Figure data in JSON

——————

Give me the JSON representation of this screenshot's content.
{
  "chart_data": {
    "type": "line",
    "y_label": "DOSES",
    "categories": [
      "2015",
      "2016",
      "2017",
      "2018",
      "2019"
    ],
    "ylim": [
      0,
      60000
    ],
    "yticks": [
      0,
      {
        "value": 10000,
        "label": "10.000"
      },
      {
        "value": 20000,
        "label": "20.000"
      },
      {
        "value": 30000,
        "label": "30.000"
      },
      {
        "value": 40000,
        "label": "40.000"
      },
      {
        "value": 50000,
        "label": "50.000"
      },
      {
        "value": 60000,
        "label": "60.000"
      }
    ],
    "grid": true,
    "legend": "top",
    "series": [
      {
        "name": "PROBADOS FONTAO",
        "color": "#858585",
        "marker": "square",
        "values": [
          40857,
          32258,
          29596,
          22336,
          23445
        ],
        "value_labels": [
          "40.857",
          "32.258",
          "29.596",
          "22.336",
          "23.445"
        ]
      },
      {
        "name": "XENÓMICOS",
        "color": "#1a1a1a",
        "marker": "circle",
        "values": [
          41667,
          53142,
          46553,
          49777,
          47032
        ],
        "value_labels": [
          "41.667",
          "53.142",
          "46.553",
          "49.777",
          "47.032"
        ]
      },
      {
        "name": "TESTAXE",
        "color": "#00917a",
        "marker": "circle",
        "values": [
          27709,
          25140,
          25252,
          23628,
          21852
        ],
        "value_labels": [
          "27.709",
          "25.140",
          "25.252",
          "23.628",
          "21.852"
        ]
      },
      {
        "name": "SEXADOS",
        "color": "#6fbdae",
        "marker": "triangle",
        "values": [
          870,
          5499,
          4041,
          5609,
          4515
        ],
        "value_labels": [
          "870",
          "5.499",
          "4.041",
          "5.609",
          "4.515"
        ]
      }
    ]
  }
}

——————

▶ **Challenge**
Return all the data above once more, precisely as given.

▶ **Result below**
Give me the JSON representation of this screenshot's content.
{
  "chart_data": {
    "type": "line",
    "y_label": "DOSES",
    "categories": [
      "2015",
      "2016",
      "2017",
      "2018",
      "2019"
    ],
    "ylim": [
      0,
      60000
    ],
    "yticks": [
      0,
      {
        "value": 10000,
        "label": "10.000"
      },
      {
        "value": 20000,
        "label": "20.000"
      },
      {
        "value": 30000,
        "label": "30.000"
      },
      {
        "value": 40000,
        "label": "40.000"
      },
      {
        "value": 50000,
        "label": "50.000"
      },
      {
        "value": 60000,
        "label": "60.000"
      }
    ],
    "grid": true,
    "legend": "top",
    "series": [
      {
        "name": "PROBADOS FONTAO",
        "color": "#858585",
        "marker": "square",
        "values": [
          40857,
          32258,
          29596,
          22336,
          23445
        ],
        "value_labels": [
          "40.857",
          "32.258",
          "29.596",
          "22.336",
          "23.445"
        ]
      },
      {
        "name": "XENÓMICOS",
        "color": "#1a1a1a",
        "marker": "circle",
        "values": [
          41667,
          53142,
          46553,
          49777,
          47032
        ],
        "value_labels": [
          "41.667",
          "53.142",
          "46.553",
          "49.777",
          "47.032"
        ]
      },
      {
        "name": "TESTAXE",
        "color": "#00917a",
        "marker": "circle",
        "values": [
          27709,
          25140,
          25252,
          23628,
          21852
        ],
        "value_labels": [
          "27.709",
          "25.140",
          "25.252",
          "23.628",
          "21.852"
        ]
      },
      {
        "name": "SEXADOS",
        "color": "#6fbdae",
        "marker": "triangle",
        "values": [
          870,
          5499,
          4041,
          5609,
          4515
        ],
        "value_labels": [
          "870",
          "5.499",
          "4.041",
          "5.609",
          "4.515"
        ]
      }
    ]
  }
}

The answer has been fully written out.